A. Sejarah Hukum Keluarga Islam di Indonesia dan Malaysia

1. Hukum keluarga Islam di Indonesia

Sebelum Merdeka:

  • Sebelum masa kolonial, Indonesia dikenal memiliki tradisi hukum adat yang beraneka ragam di setiap daerahnya. Islam mulai masuk ke kepulauan ini pada abad ke-7 melalui aktivitas perdagangan dan misi-misi agama. Proses islamisasi yang berlangsung secara bertahap membawa serta tatanan hukum Islam yang menjadi bagian dari kehidupan masyarakat.
  • Era Kerajaan Hindu-Buddha: Pada periode ini, Islam mulai mempengaruhi beberapa kerajaan di Indonesia, seperti Sriwijaya dan Majapahit. Meskipun bukan pemerintahan yang sepenuhnya Islam, tetapi kehadiran Islam memengaruhi aspek-aspek kehidupan, termasuk sistem hukum keluarga.
  • Masa Kesultanan: Pada abad ke-13, Kesultanan Islam mulai muncul di beberapa wilayah. Kesultanan-kesultanan ini memberikan pengaruh besar terhadap penegakan hukum Islam, termasuk dalam konteks hukum keluarga.

## Data yang Diberikan
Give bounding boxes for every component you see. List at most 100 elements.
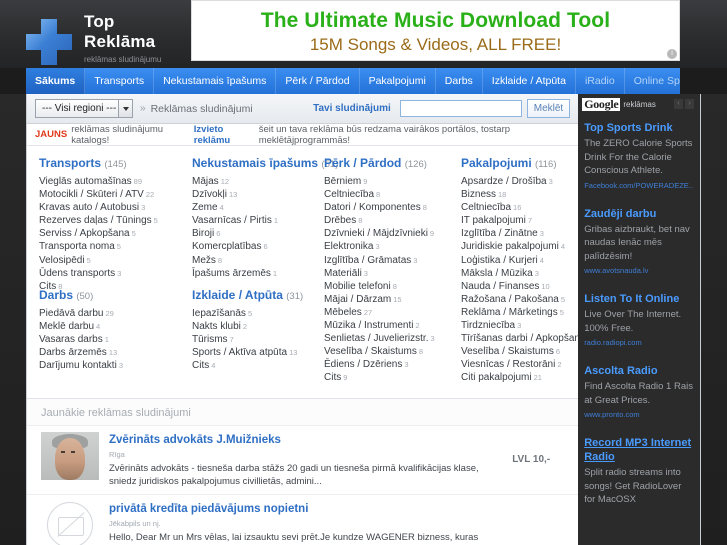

## Instruksi Kerja
Tuliskan ulang bagian teks tentang sejarah hukum keluarga Islam di atas, mulai dari "A. Sejarah Hukum" terus sampai "sistem hukum keluarga.".

## Hasil Tugas
A. Sejarah Hukum Keluarga Islam di Indonesia dan Malaysia

1. Hukum keluarga Islam di Indonesia

Sebelum Merdeka:

  • Sebelum masa kolonial, Indonesia dikenal memiliki tradisi hukum adat yang beraneka ragam di setiap daerahnya. Islam mulai masuk ke kepulauan ini pada abad ke-7 melalui aktivitas perdagangan dan misi-misi agama. Proses islamisasi yang berlangsung secara bertahap membawa serta tatanan hukum Islam yang menjadi bagian dari kehidupan masyarakat.
  • Era Kerajaan Hindu-Buddha: Pada periode ini, Islam mulai mempengaruhi beberapa kerajaan di Indonesia, seperti Sriwijaya dan Majapahit. Meskipun bukan pemerintahan yang sepenuhnya Islam, tetapi kehadiran Islam memengaruhi aspek-aspek kehidupan, termasuk sistem hukum keluarga.